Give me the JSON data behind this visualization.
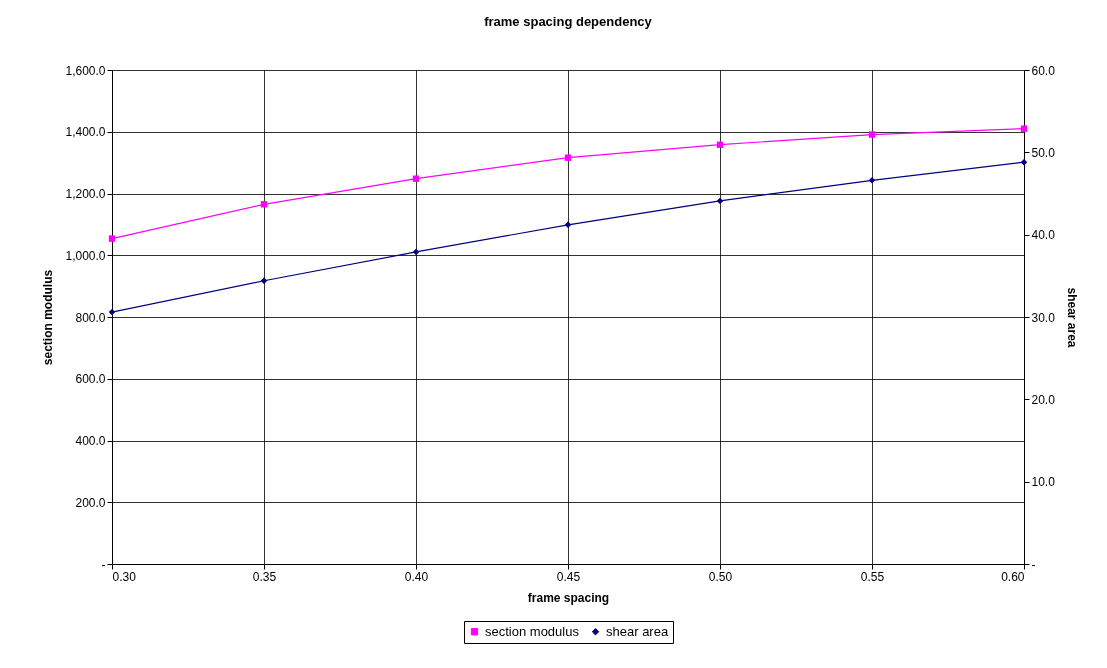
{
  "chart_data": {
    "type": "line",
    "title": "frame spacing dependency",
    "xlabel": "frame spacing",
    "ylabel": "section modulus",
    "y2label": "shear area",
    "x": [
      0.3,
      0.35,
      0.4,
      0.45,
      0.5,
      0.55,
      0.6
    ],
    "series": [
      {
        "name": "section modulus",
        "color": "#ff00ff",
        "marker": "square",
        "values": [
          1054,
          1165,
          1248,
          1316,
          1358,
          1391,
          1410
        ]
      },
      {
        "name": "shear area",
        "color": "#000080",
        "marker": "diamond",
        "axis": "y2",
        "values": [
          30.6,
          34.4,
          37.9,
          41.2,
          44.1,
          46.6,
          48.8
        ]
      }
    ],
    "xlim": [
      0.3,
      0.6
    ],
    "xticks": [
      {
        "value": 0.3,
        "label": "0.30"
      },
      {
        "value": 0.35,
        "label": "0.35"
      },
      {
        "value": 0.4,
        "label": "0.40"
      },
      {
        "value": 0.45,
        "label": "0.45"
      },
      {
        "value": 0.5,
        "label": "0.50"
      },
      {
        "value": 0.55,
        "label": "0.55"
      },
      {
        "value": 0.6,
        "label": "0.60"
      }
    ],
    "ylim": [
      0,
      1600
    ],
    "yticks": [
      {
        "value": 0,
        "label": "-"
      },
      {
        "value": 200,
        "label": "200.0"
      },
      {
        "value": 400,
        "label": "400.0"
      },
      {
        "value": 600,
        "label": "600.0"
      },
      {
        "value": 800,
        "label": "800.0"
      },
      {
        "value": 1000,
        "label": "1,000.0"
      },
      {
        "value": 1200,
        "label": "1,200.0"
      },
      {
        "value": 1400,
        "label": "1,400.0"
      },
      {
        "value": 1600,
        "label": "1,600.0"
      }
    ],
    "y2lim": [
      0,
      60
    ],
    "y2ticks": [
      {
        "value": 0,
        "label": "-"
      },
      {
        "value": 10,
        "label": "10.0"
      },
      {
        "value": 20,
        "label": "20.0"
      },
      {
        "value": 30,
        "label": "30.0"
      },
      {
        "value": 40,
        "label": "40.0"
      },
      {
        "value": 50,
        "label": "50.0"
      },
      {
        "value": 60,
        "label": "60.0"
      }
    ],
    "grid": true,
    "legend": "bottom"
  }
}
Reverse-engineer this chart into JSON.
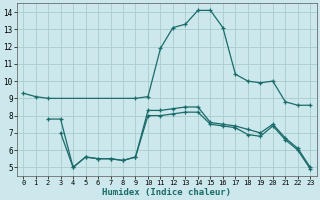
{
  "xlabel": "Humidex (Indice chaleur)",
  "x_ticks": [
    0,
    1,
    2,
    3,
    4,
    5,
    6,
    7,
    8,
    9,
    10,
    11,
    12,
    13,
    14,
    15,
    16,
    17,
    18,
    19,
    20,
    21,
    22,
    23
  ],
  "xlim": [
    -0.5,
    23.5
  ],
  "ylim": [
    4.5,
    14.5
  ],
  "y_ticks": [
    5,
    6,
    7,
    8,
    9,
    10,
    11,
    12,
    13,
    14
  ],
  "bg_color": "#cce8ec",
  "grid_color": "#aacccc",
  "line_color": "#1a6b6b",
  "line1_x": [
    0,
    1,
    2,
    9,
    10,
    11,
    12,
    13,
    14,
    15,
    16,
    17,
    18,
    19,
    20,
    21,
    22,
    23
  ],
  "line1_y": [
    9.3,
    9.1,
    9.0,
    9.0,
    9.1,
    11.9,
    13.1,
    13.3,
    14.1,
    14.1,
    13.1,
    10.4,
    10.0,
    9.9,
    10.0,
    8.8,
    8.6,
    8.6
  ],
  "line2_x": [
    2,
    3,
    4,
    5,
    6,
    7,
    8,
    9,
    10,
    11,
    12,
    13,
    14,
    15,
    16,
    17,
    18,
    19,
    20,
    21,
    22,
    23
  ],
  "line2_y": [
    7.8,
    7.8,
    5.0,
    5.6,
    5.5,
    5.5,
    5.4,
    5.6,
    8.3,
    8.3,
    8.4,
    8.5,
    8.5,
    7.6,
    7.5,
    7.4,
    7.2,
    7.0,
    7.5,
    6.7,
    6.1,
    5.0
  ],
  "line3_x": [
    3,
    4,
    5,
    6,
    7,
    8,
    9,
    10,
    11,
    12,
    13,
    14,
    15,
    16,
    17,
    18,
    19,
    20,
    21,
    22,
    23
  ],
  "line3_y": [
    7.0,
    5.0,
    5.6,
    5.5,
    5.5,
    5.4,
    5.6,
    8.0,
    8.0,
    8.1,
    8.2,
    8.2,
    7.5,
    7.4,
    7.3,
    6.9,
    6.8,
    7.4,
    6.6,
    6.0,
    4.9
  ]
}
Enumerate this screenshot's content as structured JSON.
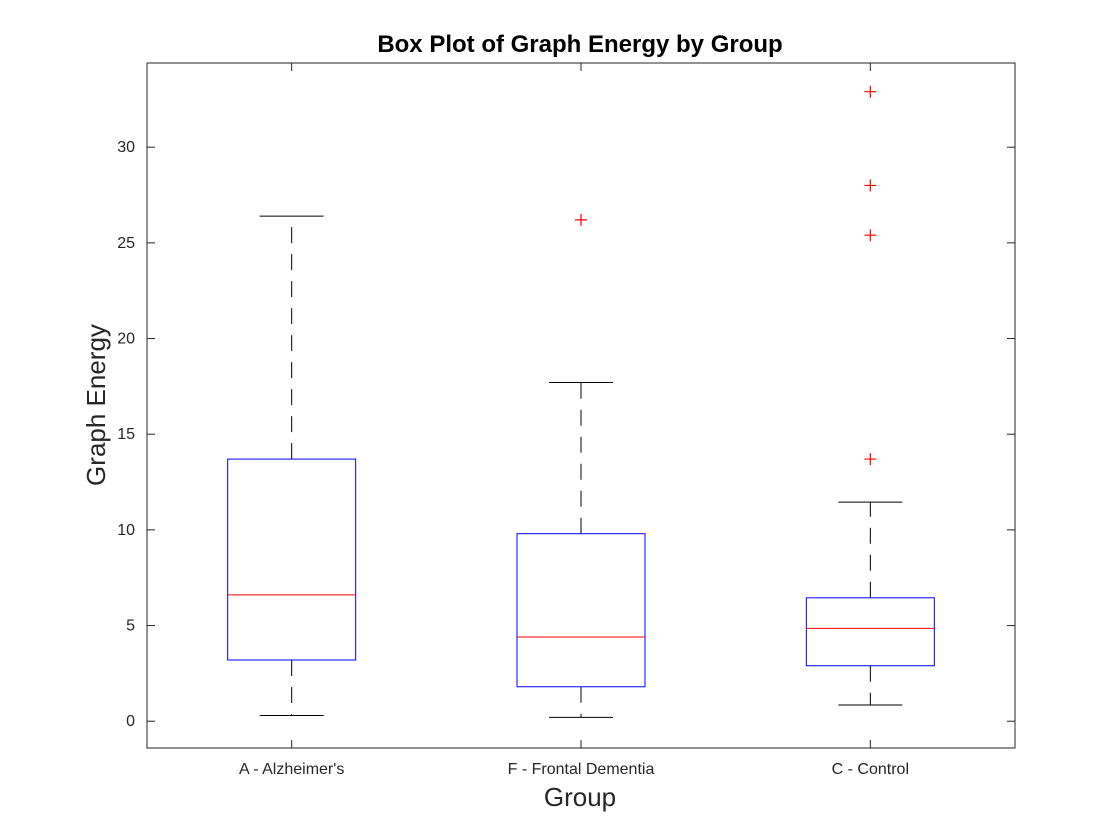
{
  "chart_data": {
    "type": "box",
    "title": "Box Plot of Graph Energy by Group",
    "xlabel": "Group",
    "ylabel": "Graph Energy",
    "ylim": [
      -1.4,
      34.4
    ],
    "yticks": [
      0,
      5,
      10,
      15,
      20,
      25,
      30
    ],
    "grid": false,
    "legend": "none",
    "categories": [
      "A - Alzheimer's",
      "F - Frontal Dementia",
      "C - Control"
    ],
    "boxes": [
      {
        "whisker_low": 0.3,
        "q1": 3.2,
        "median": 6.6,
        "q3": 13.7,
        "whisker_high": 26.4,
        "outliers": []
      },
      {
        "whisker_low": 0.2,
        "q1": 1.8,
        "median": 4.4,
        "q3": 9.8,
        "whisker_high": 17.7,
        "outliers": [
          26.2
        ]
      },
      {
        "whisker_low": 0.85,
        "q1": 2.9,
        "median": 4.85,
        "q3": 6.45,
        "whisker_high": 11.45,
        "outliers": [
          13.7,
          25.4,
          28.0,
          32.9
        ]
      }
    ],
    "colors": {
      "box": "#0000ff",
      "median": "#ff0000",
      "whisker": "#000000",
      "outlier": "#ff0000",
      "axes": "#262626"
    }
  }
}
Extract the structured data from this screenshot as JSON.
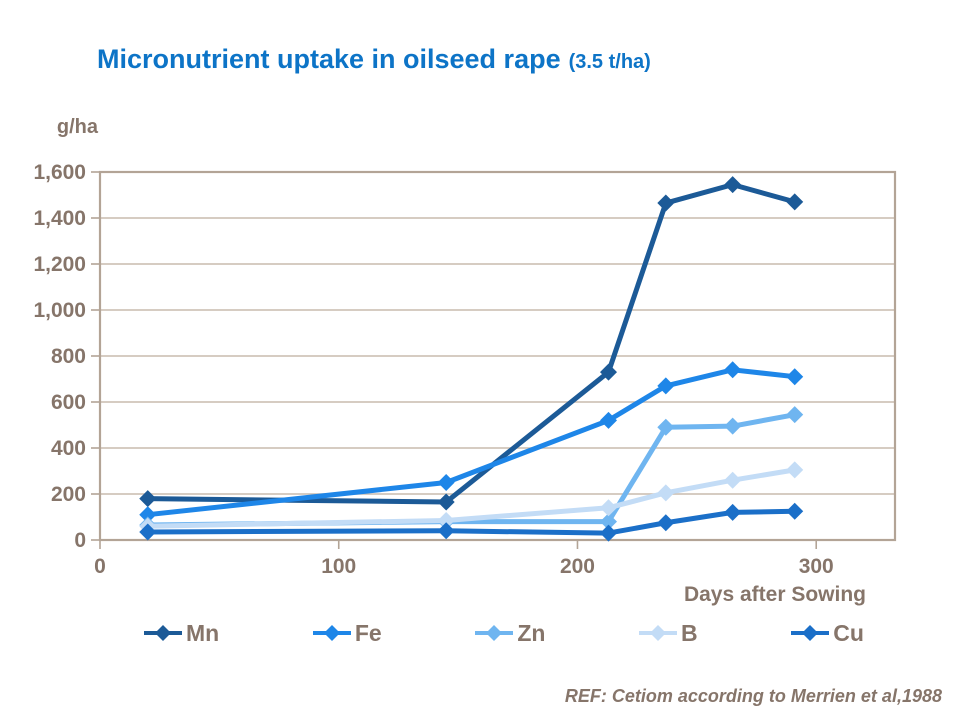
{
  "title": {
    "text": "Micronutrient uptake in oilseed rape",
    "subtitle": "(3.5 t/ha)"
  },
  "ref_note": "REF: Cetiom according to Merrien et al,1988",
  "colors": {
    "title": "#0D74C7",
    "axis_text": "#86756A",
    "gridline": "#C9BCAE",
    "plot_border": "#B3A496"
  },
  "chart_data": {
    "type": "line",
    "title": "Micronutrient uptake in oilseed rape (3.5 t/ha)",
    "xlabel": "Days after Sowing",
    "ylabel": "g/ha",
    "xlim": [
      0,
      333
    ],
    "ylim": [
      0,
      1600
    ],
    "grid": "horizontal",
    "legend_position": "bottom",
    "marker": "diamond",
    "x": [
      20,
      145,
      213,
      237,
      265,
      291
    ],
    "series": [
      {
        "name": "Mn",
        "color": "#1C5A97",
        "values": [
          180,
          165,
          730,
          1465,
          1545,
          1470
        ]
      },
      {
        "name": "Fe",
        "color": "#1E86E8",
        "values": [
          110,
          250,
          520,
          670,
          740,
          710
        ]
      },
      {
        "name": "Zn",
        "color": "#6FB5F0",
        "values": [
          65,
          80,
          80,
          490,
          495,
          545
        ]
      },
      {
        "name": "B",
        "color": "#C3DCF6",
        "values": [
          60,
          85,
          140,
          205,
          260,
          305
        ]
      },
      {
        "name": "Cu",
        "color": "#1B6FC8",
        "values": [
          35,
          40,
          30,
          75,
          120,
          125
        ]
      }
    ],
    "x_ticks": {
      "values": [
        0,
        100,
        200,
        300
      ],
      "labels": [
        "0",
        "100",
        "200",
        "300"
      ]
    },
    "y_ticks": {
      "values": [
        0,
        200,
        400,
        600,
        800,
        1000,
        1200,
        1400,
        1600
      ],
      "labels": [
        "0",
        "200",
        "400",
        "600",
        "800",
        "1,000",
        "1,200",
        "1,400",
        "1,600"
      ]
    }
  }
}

┄┄┄┄┄┄

What is being asked:
Copy out the records above in full, exactly as written, but not the pictures.

The result:
Give me the JSON data behind this visualization.
{
  "chart_data": {
    "type": "line",
    "title": "frame spacing dependency",
    "xlabel": "frame spacing",
    "ylabel": "section modulus",
    "y2label": "shear area",
    "x": [
      0.3,
      0.35,
      0.4,
      0.45,
      0.5,
      0.55,
      0.6
    ],
    "series": [
      {
        "name": "section modulus",
        "color": "#ff00ff",
        "marker": "square",
        "values": [
          1054,
          1165,
          1248,
          1316,
          1358,
          1391,
          1410
        ]
      },
      {
        "name": "shear area",
        "color": "#000080",
        "marker": "diamond",
        "axis": "y2",
        "values": [
          30.6,
          34.4,
          37.9,
          41.2,
          44.1,
          46.6,
          48.8
        ]
      }
    ],
    "xlim": [
      0.3,
      0.6
    ],
    "xticks": [
      {
        "value": 0.3,
        "label": "0.30"
      },
      {
        "value": 0.35,
        "label": "0.35"
      },
      {
        "value": 0.4,
        "label": "0.40"
      },
      {
        "value": 0.45,
        "label": "0.45"
      },
      {
        "value": 0.5,
        "label": "0.50"
      },
      {
        "value": 0.55,
        "label": "0.55"
      },
      {
        "value": 0.6,
        "label": "0.60"
      }
    ],
    "ylim": [
      0,
      1600
    ],
    "yticks": [
      {
        "value": 0,
        "label": "-"
      },
      {
        "value": 200,
        "label": "200.0"
      },
      {
        "value": 400,
        "label": "400.0"
      },
      {
        "value": 600,
        "label": "600.0"
      },
      {
        "value": 800,
        "label": "800.0"
      },
      {
        "value": 1000,
        "label": "1,000.0"
      },
      {
        "value": 1200,
        "label": "1,200.0"
      },
      {
        "value": 1400,
        "label": "1,400.0"
      },
      {
        "value": 1600,
        "label": "1,600.0"
      }
    ],
    "y2lim": [
      0,
      60
    ],
    "y2ticks": [
      {
        "value": 0,
        "label": "-"
      },
      {
        "value": 10,
        "label": "10.0"
      },
      {
        "value": 20,
        "label": "20.0"
      },
      {
        "value": 30,
        "label": "30.0"
      },
      {
        "value": 40,
        "label": "40.0"
      },
      {
        "value": 50,
        "label": "50.0"
      },
      {
        "value": 60,
        "label": "60.0"
      }
    ],
    "grid": true,
    "legend": "bottom"
  }
}
Reverse-engineer this chart into JSON.
{
  "xlabel": "Humidex (Indice chaleur)",
  "x_ticks": [
    0,
    1,
    2,
    3,
    4,
    5,
    6,
    7,
    8,
    9,
    10,
    11,
    12,
    13,
    14,
    15,
    16,
    17,
    18,
    19,
    20,
    21,
    22,
    23
  ],
  "xlim": [
    -0.5,
    23.5
  ],
  "ylim": [
    4.5,
    14.5
  ],
  "y_ticks": [
    5,
    6,
    7,
    8,
    9,
    10,
    11,
    12,
    13,
    14
  ],
  "bg_color": "#cce8ec",
  "grid_color": "#aacccc",
  "line_color": "#1a6b6b",
  "line1_x": [
    0,
    1,
    2,
    9,
    10,
    11,
    12,
    13,
    14,
    15,
    16,
    17,
    18,
    19,
    20,
    21,
    22,
    23
  ],
  "line1_y": [
    9.3,
    9.1,
    9.0,
    9.0,
    9.1,
    11.9,
    13.1,
    13.3,
    14.1,
    14.1,
    13.1,
    10.4,
    10.0,
    9.9,
    10.0,
    8.8,
    8.6,
    8.6
  ],
  "line2_x": [
    2,
    3,
    4,
    5,
    6,
    7,
    8,
    9,
    10,
    11,
    12,
    13,
    14,
    15,
    16,
    17,
    18,
    19,
    20,
    21,
    22,
    23
  ],
  "line2_y": [
    7.8,
    7.8,
    5.0,
    5.6,
    5.5,
    5.5,
    5.4,
    5.6,
    8.3,
    8.3,
    8.4,
    8.5,
    8.5,
    7.6,
    7.5,
    7.4,
    7.2,
    7.0,
    7.5,
    6.7,
    6.1,
    5.0
  ],
  "line3_x": [
    3,
    4,
    5,
    6,
    7,
    8,
    9,
    10,
    11,
    12,
    13,
    14,
    15,
    16,
    17,
    18,
    19,
    20,
    21,
    22,
    23
  ],
  "line3_y": [
    7.0,
    5.0,
    5.6,
    5.5,
    5.5,
    5.4,
    5.6,
    8.0,
    8.0,
    8.1,
    8.2,
    8.2,
    7.5,
    7.4,
    7.3,
    6.9,
    6.8,
    7.4,
    6.6,
    6.0,
    4.9
  ]
}
Enumerate this screenshot's content as structured JSON.
{
  "chart_data": {
    "type": "box",
    "title": "Box Plot of Graph Energy by Group",
    "xlabel": "Group",
    "ylabel": "Graph Energy",
    "ylim": [
      -1.4,
      34.4
    ],
    "yticks": [
      0,
      5,
      10,
      15,
      20,
      25,
      30
    ],
    "grid": false,
    "legend": "none",
    "categories": [
      "A - Alzheimer's",
      "F - Frontal Dementia",
      "C - Control"
    ],
    "boxes": [
      {
        "whisker_low": 0.3,
        "q1": 3.2,
        "median": 6.6,
        "q3": 13.7,
        "whisker_high": 26.4,
        "outliers": []
      },
      {
        "whisker_low": 0.2,
        "q1": 1.8,
        "median": 4.4,
        "q3": 9.8,
        "whisker_high": 17.7,
        "outliers": [
          26.2
        ]
      },
      {
        "whisker_low": 0.85,
        "q1": 2.9,
        "median": 4.85,
        "q3": 6.45,
        "whisker_high": 11.45,
        "outliers": [
          13.7,
          25.4,
          28.0,
          32.9
        ]
      }
    ],
    "colors": {
      "box": "#0000ff",
      "median": "#ff0000",
      "whisker": "#000000",
      "outlier": "#ff0000",
      "axes": "#262626"
    }
  }
}
Extract the structured data from this screenshot as JSON.
{
  "title": {
    "text": "Micronutrient uptake in oilseed rape",
    "subtitle": "(3.5 t/ha)"
  },
  "ref_note": "REF: Cetiom according to Merrien et al,1988",
  "colors": {
    "title": "#0D74C7",
    "axis_text": "#86756A",
    "gridline": "#C9BCAE",
    "plot_border": "#B3A496"
  },
  "chart_data": {
    "type": "line",
    "title": "Micronutrient uptake in oilseed rape (3.5 t/ha)",
    "xlabel": "Days after Sowing",
    "ylabel": "g/ha",
    "xlim": [
      0,
      333
    ],
    "ylim": [
      0,
      1600
    ],
    "grid": "horizontal",
    "legend_position": "bottom",
    "marker": "diamond",
    "x": [
      20,
      145,
      213,
      237,
      265,
      291
    ],
    "series": [
      {
        "name": "Mn",
        "color": "#1C5A97",
        "values": [
          180,
          165,
          730,
          1465,
          1545,
          1470
        ]
      },
      {
        "name": "Fe",
        "color": "#1E86E8",
        "values": [
          110,
          250,
          520,
          670,
          740,
          710
        ]
      },
      {
        "name": "Zn",
        "color": "#6FB5F0",
        "values": [
          65,
          80,
          80,
          490,
          495,
          545
        ]
      },
      {
        "name": "B",
        "color": "#C3DCF6",
        "values": [
          60,
          85,
          140,
          205,
          260,
          305
        ]
      },
      {
        "name": "Cu",
        "color": "#1B6FC8",
        "values": [
          35,
          40,
          30,
          75,
          120,
          125
        ]
      }
    ],
    "x_ticks": {
      "values": [
        0,
        100,
        200,
        300
      ],
      "labels": [
        "0",
        "100",
        "200",
        "300"
      ]
    },
    "y_ticks": {
      "values": [
        0,
        200,
        400,
        600,
        800,
        1000,
        1200,
        1400,
        1600
      ],
      "labels": [
        "0",
        "200",
        "400",
        "600",
        "800",
        "1,000",
        "1,200",
        "1,400",
        "1,600"
      ]
    }
  }
}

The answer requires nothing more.